▸ Exercise objective
Reproduce the records unchanged, from their first line through the line containing "groceries-icon: ▮ bbox=[153, 289, 161, 303]", inclusive.

▸ Records for the exercise
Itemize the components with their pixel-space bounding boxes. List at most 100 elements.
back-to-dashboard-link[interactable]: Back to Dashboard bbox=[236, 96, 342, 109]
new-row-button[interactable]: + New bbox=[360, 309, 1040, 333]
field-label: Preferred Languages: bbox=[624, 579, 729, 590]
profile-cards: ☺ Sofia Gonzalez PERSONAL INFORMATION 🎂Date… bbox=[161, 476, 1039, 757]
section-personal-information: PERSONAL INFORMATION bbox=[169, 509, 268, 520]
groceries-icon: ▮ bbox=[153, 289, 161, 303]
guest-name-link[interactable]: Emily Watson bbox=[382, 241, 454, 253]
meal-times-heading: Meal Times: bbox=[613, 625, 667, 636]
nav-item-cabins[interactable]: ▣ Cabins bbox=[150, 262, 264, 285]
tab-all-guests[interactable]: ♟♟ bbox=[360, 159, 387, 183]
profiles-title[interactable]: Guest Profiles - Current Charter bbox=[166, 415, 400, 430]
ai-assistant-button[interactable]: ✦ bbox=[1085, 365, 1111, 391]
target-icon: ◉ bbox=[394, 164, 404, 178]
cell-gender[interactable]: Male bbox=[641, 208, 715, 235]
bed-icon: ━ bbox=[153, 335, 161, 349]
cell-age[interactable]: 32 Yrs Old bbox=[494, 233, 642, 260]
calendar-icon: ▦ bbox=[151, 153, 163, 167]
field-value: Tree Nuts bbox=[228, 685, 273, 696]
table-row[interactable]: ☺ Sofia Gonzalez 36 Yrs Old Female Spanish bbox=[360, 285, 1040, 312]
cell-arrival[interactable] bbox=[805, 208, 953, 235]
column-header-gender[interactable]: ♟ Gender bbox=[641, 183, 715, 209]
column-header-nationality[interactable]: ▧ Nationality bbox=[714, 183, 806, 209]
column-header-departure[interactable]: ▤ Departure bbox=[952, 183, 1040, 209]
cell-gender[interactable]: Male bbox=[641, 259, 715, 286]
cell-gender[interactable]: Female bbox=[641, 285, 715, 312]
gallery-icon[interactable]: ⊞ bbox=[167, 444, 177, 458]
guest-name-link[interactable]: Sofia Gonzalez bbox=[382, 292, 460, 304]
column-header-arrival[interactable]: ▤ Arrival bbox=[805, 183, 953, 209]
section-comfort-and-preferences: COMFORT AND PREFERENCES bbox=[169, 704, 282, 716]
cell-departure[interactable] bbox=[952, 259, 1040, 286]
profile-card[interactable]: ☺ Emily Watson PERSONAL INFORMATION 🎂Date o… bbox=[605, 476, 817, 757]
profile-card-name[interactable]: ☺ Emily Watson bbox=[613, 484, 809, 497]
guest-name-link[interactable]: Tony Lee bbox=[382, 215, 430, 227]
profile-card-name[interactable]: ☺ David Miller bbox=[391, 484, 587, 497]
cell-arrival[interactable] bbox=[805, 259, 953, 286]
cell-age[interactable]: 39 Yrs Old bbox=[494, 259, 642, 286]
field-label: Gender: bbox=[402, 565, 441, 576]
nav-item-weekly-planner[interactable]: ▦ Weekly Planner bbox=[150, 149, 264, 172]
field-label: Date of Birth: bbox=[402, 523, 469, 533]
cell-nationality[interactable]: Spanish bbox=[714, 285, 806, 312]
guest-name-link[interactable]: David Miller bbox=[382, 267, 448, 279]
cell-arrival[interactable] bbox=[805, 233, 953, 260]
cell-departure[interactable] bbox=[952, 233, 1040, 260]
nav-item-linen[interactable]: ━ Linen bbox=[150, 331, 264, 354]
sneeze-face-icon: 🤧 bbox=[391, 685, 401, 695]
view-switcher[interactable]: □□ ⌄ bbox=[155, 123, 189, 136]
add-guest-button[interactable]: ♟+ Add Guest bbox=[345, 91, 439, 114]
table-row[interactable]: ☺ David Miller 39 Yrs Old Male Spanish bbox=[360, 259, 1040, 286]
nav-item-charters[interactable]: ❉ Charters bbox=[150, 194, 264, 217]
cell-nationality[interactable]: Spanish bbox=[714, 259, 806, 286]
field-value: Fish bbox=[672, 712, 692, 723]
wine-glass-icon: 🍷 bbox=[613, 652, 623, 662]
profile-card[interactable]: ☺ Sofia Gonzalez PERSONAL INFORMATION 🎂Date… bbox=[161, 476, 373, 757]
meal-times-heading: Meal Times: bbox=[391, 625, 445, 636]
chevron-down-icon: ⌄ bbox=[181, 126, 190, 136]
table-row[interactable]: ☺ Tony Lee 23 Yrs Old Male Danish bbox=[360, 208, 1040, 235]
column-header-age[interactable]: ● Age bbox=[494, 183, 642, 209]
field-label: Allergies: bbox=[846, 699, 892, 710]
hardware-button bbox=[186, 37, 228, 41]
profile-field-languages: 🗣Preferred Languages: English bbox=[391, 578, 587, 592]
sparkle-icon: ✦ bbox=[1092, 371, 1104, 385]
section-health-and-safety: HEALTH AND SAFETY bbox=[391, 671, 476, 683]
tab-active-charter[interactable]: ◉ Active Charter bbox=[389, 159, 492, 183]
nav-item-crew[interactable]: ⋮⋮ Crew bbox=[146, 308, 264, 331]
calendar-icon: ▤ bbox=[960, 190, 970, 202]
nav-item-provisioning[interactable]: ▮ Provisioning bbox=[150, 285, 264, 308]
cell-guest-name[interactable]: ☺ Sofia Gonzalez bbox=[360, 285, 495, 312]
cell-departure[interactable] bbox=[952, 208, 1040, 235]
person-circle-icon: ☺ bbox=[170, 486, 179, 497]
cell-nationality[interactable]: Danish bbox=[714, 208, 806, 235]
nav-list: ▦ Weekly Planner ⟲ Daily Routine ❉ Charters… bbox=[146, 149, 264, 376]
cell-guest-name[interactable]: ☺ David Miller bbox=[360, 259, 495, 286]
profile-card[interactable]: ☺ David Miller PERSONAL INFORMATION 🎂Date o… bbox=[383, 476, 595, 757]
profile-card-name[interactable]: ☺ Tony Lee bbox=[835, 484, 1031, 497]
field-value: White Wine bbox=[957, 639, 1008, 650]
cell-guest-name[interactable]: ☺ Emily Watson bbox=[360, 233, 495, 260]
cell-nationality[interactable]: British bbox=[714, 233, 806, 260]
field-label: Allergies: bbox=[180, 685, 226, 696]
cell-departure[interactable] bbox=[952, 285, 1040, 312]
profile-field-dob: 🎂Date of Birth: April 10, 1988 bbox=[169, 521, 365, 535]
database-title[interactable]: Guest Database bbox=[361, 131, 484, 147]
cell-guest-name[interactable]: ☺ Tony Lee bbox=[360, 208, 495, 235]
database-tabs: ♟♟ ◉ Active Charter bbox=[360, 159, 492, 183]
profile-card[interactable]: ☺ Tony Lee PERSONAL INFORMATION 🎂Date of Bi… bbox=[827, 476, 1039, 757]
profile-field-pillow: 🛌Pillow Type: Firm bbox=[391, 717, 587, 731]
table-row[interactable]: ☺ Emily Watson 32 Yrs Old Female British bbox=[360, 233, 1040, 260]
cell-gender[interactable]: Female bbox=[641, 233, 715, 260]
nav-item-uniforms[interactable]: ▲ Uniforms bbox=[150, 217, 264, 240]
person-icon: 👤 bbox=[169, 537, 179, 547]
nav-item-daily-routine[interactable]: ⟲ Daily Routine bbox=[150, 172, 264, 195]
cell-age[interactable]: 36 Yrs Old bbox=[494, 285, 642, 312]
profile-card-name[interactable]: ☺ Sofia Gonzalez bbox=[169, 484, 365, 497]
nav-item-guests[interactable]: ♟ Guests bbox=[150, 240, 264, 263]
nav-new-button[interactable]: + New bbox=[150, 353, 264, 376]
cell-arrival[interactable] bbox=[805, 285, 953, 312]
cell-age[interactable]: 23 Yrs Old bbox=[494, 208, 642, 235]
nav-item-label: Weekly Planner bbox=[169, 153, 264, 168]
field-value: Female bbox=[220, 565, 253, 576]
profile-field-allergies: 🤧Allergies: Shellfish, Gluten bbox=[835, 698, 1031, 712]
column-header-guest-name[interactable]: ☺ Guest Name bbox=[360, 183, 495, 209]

▸ Result for this exercise
Itemize the components with their pixel-space bounding boxes. List at most 100 elements.
back-to-dashboard-link[interactable]: Back to Dashboard bbox=[236, 96, 342, 109]
new-row-button[interactable]: + New bbox=[360, 309, 1040, 333]
field-label: Preferred Languages: bbox=[624, 579, 729, 590]
profile-cards: ☺ Sofia Gonzalez PERSONAL INFORMATION 🎂Date… bbox=[161, 476, 1039, 757]
section-personal-information: PERSONAL INFORMATION bbox=[169, 509, 268, 520]
groceries-icon: ▮ bbox=[153, 289, 161, 303]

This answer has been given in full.